## YOUR OBJECTIVE:
Copy out the full ocriplasmin article below word for word.

## DOCUMENT PASSAGE:
------------------------------------------------------------
Innovation in Retina

Ocriplasmin: two decades of commitment to a concept.


Drs. Michael Trese and George Williams

Ocriplasmin: two decades of commitment to a concept.

Jerry Helzner, Senior Editor
Edited By Emmettt. Cunningham JR, MD. PhD, MPH, And Pravin U. Dugel, MD

Many ophthalmic innovators place a timeframe of five to seven years on the acceptable development period for the commercialization of a new therapy. However, Michael T. Trese, MD, and George A. Williams, MD, of Associated Retinal Consultants in Royal Oak, MI, have spent more than 22 years creating, testing, and then helping to shepherd the first pharmacologic therapy for treating symptomatic vitreomacular adhesion (VMA) from initial concept toward FDA approval.

Now, they and their corporate partner are nearing the final hurdle that would confirm a medical breakthrough of the highest magnitude.

“In the words of the Grateful Dead, ‘What a long, strange trip it's been,’ but we've just kept truckin',” says Dr. Williams.

To bring readers up to date on the progress of ocriplasmin, in late July, the therapy was recommended for approval by the FDA advisory committee that reviews ophthalmic drugs by a unanimous vote of 10-0. The FDA will make its ruling in mid-October, and most observers believe approval is likely. The stakes are high, as injectable ocriplasmin has the potential to replace vitrectomy as the first-line treatment for VMA, related traction and macular hole. More importantly, it will provide a new treatment option to many patients who do not qualify for vitrectomy due to the risks associated with it.

The United States commercial rights to ocriplasmin are owned by ThromboGenics, which is based in Belgium, with a US affiliate located in Iselin, NJ. ThromboGenics recently entered into a strategic deal with Alcon (Novartis) to maximize ocriplasmin's commercial potential outside the US. The deal is potentially worth hundreds of millions of dollars in upfront, milestone, and royalty payments.
------------------------------------------------------------
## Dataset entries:

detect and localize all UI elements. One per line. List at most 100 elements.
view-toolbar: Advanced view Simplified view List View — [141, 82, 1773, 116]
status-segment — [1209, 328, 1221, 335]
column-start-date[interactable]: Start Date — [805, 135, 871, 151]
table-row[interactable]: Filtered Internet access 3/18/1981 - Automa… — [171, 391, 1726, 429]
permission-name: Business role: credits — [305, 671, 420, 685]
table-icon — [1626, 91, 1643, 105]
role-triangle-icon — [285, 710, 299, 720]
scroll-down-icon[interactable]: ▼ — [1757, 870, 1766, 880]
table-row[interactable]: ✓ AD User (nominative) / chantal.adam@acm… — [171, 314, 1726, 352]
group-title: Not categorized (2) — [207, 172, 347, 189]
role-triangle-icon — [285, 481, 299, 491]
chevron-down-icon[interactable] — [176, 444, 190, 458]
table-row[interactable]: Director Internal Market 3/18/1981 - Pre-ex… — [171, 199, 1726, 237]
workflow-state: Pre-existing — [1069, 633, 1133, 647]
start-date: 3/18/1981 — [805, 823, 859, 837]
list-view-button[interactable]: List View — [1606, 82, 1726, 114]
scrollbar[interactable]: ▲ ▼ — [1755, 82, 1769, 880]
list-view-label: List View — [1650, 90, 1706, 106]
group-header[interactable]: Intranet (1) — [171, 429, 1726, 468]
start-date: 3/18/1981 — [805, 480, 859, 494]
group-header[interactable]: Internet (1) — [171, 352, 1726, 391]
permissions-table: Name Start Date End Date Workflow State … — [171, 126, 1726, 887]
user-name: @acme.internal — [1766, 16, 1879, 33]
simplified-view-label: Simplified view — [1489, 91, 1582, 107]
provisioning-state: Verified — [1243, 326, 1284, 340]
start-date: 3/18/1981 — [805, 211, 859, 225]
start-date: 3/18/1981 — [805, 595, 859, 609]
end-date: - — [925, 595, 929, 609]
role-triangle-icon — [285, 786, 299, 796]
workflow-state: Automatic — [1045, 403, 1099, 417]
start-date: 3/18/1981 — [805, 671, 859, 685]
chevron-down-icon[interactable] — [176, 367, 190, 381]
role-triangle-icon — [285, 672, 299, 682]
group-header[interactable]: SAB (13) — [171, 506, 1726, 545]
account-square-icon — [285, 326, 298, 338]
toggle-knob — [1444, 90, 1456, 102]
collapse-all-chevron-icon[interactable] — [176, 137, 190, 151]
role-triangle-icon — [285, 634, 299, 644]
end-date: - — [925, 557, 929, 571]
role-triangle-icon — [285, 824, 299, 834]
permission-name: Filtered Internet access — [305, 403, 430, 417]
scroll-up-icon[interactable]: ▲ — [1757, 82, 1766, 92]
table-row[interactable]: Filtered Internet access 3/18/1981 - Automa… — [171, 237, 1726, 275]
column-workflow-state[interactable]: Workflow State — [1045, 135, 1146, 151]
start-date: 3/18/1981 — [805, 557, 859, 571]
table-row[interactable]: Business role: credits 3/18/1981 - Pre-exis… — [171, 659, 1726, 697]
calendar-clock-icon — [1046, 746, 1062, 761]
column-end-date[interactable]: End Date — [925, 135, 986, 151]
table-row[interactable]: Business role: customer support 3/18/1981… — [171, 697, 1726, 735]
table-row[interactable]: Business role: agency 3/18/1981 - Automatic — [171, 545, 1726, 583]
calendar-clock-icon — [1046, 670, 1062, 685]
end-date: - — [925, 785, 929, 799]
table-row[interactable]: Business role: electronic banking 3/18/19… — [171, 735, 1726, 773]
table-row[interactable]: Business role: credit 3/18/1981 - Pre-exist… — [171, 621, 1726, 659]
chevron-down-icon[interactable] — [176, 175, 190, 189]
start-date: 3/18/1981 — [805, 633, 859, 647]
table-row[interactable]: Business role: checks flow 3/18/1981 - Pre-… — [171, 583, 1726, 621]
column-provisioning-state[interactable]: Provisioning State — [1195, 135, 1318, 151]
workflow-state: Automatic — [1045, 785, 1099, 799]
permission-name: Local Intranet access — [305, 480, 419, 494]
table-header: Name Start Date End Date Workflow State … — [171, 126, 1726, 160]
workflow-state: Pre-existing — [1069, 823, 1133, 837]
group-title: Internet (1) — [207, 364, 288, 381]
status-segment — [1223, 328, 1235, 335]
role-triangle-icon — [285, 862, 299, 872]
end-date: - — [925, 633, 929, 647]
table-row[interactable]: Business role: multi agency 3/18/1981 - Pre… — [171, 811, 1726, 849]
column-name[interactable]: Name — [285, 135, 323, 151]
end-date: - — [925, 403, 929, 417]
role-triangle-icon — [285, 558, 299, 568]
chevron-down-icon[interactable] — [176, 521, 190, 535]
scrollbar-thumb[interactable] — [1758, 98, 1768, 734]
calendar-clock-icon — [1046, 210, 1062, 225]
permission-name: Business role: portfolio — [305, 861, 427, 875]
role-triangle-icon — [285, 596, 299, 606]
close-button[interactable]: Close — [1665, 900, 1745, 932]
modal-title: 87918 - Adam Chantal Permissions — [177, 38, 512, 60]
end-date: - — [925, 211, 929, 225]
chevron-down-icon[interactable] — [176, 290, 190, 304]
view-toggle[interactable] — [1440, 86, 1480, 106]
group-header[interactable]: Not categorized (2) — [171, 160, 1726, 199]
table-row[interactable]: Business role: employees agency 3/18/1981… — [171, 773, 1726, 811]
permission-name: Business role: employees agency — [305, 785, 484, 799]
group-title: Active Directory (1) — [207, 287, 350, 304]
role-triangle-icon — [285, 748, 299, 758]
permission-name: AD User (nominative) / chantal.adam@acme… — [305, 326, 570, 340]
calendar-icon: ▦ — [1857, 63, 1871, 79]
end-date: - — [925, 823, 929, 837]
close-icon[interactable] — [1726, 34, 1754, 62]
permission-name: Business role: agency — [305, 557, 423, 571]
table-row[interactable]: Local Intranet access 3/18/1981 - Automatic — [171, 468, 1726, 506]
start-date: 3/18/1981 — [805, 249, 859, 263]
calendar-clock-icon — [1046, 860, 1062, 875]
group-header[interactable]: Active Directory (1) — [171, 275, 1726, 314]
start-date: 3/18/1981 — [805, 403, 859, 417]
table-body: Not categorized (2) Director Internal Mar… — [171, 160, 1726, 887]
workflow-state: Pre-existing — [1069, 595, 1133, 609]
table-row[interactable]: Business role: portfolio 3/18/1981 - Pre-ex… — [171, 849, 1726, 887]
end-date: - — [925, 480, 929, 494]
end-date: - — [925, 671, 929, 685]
------------------------------------------------------------
## TASK SOLUTION:
Innovation in Retina

Ocriplasmin: two decades of commitment to a concept.


Drs. Michael Trese and George Williams

Ocriplasmin: two decades of commitment to a concept.

Jerry Helzner, Senior Editor
Edited By Emmettt. Cunningham JR, MD. PhD, MPH, And Pravin U. Dugel, MD

Many ophthalmic innovators place a timeframe of five to seven years on the acceptable development period for the commercialization of a new therapy. However, Michael T. Trese, MD, and George A. Williams, MD, of Associated Retinal Consultants in Royal Oak, MI, have spent more than 22 years creating, testing, and then helping to shepherd the first pharmacologic therapy for treating symptomatic vitreomacular adhesion (VMA) from initial concept toward FDA approval.

Now, they and their corporate partner are nearing the final hurdle that would confirm a medical breakthrough of the highest magnitude.

“In the words of the Grateful Dead, ‘What a long, strange trip it's been,’ but we've just kept truckin',” says Dr. Williams.

To bring readers up to date on the progress of ocriplasmin, in late July, the therapy was recommended for approval by the FDA advisory committee that reviews ophthalmic drugs by a unanimous vote of 10-0. The FDA will make its ruling in mid-October, and most observers believe approval is likely. The stakes are high, as injectable ocriplasmin has the potential to replace vitrectomy as the first-line treatment for VMA, related traction and macular hole. More importantly, it will provide a new treatment option to many patients who do not qualify for vitrectomy due to the risks associated with it.

The United States commercial rights to ocriplasmin are owned by ThromboGenics, which is based in Belgium, with a US affiliate located in Iselin, NJ. ThromboGenics recently entered into a strategic deal with Alcon (Novartis) to maximize ocriplasmin's commercial potential outside the US. The deal is potentially worth hundreds of millions of dollars in upfront, milestone, and royalty payments.